■ **Short exercise**: Starting at the line below that contains "Read the values", print each line through the end of the records exactly as it appears.

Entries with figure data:

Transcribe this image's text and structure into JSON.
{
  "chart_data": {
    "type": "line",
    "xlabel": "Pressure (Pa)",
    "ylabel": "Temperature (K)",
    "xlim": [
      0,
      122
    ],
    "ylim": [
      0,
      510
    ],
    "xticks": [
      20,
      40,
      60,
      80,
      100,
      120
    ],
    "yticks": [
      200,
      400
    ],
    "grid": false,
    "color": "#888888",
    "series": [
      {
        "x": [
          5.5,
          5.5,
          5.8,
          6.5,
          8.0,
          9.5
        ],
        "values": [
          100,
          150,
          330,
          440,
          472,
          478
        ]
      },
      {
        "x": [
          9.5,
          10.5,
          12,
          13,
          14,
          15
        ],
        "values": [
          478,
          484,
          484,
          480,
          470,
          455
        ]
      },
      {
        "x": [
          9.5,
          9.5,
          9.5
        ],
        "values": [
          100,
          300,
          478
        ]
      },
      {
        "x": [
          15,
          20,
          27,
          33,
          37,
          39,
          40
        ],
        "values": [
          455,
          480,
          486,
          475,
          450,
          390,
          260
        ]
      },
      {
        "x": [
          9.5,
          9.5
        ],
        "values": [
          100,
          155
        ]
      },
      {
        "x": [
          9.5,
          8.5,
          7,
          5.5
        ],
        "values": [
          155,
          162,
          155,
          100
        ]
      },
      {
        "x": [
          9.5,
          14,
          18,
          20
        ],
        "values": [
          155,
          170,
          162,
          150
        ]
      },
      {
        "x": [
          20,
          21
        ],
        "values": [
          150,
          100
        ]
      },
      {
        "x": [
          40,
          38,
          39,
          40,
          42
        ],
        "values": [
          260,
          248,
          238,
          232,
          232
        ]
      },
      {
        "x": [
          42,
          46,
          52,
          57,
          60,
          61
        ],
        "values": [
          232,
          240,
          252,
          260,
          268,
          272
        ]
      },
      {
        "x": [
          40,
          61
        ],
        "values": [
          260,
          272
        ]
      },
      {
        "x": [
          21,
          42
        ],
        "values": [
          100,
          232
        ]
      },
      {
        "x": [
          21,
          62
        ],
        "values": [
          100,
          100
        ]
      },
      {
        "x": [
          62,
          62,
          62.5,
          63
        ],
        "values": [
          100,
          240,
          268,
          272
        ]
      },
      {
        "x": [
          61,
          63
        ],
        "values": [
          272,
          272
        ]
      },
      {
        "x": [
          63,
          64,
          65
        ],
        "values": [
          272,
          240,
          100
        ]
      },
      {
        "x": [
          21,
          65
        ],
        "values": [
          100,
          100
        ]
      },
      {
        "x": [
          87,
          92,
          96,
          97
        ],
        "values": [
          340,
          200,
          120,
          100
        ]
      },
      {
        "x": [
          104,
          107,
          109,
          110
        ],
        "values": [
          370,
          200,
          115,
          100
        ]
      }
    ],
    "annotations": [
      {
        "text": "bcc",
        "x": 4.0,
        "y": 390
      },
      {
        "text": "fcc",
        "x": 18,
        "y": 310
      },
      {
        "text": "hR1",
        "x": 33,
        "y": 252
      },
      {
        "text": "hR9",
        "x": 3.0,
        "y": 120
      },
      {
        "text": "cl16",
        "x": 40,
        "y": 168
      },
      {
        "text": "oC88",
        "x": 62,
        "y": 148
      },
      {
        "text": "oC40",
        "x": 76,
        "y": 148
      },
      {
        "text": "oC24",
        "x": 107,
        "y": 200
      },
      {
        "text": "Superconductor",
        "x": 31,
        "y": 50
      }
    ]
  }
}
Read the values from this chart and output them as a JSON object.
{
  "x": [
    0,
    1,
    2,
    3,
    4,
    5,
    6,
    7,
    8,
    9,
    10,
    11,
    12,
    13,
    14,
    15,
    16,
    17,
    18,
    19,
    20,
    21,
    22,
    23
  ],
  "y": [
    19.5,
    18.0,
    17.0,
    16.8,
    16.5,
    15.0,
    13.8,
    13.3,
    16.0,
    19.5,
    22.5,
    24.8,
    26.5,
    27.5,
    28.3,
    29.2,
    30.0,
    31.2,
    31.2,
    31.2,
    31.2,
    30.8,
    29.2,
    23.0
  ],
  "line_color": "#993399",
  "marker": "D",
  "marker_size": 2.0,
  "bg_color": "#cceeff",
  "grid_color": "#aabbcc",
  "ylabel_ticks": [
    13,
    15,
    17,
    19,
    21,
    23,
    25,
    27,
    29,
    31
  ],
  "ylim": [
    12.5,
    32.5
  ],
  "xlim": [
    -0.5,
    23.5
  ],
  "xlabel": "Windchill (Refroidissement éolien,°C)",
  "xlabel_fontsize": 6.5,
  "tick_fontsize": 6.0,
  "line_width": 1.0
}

■ **Result for this exercise**:
Read the values from this chart and output them as a JSON object.
{
  "x": [
    0,
    1,
    2,
    3,
    4,
    5,
    6,
    7,
    8,
    9,
    10,
    11,
    12,
    13,
    14,
    15,
    16,
    17,
    18,
    19,
    20,
    21,
    22,
    23
  ],
  "y": [
    19.5,
    18.0,
    17.0,
    16.8,
    16.5,
    15.0,
    13.8,
    13.3,
    16.0,
    19.5,
    22.5,
    24.8,
    26.5,
    27.5,
    28.3,
    29.2,
    30.0,
    31.2,
    31.2,
    31.2,
    31.2,
    30.8,
    29.2,
    23.0
  ],
  "line_color": "#993399",
  "marker": "D",
  "marker_size": 2.0,
  "bg_color": "#cceeff",
  "grid_color": "#aabbcc",
  "ylabel_ticks": [
    13,
    15,
    17,
    19,
    21,
    23,
    25,
    27,
    29,
    31
  ],
  "ylim": [
    12.5,
    32.5
  ],
  "xlim": [
    -0.5,
    23.5
  ],
  "xlabel": "Windchill (Refroidissement éolien,°C)",
  "xlabel_fontsize": 6.5,
  "tick_fontsize": 6.0,
  "line_width": 1.0
}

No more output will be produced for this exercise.